INSTRUCTION: Print the lines from the start of the records through the line containing "Text: ▼: ▼ [370, 236, 375, 241]", both ends included, with each one reproduced unchanged.

EXTRACTED MATERIAL:
begin

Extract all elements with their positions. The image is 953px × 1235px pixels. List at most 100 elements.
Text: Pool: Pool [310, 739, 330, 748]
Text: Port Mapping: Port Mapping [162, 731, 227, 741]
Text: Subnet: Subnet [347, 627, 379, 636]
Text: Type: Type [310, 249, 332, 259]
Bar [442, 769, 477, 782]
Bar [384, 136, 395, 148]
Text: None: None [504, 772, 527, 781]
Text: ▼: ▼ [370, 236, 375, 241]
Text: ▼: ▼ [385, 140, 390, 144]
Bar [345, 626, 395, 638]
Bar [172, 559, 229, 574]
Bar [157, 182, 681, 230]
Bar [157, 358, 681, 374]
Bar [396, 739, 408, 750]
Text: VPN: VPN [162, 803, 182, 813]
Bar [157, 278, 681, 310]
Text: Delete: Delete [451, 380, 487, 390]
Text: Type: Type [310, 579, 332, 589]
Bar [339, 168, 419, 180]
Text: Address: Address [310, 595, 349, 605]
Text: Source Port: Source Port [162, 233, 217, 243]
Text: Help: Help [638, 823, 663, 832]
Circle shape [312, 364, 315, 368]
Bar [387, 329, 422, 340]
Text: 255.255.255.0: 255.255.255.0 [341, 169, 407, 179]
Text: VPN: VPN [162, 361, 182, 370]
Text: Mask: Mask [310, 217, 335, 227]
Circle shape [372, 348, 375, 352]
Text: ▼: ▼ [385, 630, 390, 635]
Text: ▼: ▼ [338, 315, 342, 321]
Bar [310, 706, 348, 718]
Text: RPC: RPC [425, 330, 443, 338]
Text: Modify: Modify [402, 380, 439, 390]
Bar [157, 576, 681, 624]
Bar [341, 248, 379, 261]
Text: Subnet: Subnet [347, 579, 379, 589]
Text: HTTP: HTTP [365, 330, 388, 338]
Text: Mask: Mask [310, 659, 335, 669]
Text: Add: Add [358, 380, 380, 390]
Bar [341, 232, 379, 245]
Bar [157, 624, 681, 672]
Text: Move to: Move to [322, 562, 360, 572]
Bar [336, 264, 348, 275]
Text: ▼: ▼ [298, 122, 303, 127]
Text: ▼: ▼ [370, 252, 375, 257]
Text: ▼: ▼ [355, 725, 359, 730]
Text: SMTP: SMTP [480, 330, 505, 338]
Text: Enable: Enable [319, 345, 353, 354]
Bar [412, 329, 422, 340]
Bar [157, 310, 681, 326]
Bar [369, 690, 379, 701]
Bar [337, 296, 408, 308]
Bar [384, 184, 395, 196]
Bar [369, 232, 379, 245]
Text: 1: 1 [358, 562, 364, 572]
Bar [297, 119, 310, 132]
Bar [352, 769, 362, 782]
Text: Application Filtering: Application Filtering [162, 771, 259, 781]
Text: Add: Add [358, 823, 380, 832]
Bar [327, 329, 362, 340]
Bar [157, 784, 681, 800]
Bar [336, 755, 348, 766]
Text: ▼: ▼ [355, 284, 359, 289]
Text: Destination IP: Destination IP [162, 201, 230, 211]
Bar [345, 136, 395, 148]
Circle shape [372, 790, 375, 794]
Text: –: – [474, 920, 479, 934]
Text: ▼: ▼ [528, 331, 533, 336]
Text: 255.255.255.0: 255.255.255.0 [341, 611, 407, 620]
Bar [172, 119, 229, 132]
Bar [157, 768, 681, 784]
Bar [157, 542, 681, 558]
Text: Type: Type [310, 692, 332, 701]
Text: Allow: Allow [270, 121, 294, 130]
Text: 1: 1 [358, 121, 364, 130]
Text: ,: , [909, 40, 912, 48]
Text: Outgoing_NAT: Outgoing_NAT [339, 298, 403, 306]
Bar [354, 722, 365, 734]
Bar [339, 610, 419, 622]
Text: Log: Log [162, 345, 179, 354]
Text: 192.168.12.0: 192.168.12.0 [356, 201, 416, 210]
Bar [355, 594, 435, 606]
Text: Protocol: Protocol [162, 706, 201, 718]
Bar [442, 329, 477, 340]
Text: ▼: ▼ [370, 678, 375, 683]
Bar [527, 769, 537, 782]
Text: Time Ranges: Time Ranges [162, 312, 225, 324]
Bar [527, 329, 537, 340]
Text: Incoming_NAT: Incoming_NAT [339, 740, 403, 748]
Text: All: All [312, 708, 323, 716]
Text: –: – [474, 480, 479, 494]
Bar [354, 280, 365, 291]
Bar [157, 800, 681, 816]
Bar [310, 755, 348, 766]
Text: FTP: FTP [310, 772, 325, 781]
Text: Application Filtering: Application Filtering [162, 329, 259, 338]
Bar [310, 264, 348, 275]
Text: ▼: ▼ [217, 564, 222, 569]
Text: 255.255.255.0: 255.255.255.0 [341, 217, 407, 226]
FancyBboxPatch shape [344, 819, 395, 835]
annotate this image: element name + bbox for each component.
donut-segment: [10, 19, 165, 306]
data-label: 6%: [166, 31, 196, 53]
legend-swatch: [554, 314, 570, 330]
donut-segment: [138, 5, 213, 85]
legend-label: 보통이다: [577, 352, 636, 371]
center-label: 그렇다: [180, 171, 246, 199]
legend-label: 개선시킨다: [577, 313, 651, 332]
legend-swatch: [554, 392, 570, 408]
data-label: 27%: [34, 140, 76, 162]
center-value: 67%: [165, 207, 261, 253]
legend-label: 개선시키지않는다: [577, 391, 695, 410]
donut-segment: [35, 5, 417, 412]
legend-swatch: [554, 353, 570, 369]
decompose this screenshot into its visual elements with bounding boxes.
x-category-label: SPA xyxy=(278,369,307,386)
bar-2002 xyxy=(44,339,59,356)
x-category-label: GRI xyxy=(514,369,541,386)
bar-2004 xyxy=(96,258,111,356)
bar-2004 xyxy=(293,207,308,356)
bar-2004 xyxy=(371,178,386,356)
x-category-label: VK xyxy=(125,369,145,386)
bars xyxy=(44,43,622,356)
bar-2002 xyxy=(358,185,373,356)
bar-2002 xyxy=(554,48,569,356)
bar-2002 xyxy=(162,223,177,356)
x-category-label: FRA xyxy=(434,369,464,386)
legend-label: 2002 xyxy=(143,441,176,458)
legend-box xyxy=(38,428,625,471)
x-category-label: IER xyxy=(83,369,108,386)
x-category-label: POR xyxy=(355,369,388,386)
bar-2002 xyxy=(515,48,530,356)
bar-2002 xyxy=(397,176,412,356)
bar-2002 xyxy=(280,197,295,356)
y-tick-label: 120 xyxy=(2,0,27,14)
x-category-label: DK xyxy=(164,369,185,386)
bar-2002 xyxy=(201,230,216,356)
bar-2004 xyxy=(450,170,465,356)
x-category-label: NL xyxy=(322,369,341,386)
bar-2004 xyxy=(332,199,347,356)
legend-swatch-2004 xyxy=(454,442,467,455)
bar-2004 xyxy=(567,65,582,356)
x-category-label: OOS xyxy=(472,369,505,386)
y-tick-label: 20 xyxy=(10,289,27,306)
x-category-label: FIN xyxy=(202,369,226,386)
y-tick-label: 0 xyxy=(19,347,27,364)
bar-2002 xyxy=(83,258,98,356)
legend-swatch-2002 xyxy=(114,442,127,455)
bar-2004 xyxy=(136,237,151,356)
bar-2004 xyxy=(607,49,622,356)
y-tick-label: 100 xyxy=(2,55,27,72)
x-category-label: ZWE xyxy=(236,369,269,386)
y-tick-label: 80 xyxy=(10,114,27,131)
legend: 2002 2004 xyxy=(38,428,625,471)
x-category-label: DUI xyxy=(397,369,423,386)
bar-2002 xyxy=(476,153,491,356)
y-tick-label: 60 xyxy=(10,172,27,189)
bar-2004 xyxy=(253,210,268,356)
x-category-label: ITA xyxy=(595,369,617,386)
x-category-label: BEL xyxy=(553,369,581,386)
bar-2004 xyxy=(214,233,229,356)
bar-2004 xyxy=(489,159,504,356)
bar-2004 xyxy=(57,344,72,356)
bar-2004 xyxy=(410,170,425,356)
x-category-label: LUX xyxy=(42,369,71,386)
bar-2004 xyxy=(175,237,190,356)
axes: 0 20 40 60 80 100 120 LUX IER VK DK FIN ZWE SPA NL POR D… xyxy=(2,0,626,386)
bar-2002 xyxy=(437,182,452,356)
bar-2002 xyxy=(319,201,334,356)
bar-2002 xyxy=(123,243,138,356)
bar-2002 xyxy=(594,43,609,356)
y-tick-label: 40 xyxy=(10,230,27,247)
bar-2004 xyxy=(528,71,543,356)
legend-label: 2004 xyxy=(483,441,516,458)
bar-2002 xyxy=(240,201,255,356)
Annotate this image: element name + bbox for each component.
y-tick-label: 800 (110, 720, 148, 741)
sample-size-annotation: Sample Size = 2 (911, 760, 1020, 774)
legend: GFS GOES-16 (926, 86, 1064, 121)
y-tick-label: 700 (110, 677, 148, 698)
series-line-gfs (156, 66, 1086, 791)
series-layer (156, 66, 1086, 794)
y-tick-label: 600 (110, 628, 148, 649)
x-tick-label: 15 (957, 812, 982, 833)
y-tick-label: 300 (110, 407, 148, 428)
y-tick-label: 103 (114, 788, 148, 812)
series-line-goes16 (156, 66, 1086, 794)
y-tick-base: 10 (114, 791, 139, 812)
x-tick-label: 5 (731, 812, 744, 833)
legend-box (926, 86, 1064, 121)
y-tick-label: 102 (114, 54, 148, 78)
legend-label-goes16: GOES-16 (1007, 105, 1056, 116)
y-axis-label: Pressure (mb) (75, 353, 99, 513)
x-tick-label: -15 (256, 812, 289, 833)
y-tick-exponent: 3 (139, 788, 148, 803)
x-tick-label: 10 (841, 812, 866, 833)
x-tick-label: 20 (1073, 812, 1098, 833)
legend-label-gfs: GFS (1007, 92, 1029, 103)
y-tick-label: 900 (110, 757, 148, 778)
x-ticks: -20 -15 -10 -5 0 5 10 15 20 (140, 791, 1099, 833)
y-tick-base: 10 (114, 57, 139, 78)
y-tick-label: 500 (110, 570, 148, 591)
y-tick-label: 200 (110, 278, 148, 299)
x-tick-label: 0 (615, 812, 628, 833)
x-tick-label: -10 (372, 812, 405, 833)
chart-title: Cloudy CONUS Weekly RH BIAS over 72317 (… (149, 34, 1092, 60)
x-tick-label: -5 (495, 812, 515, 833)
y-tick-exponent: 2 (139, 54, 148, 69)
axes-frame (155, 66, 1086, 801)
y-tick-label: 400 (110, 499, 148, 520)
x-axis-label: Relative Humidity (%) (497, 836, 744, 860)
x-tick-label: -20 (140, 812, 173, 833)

end

THE REPLY:
Extract all elements with their positions. The image is 953px × 1235px pixels. List at most 100 elements.
Text: Pool: Pool [310, 739, 330, 748]
Text: Port Mapping: Port Mapping [162, 731, 227, 741]
Text: Subnet: Subnet [347, 627, 379, 636]
Text: Type: Type [310, 249, 332, 259]
Bar [442, 769, 477, 782]
Bar [384, 136, 395, 148]
Text: None: None [504, 772, 527, 781]
Text: ▼: ▼ [370, 236, 375, 241]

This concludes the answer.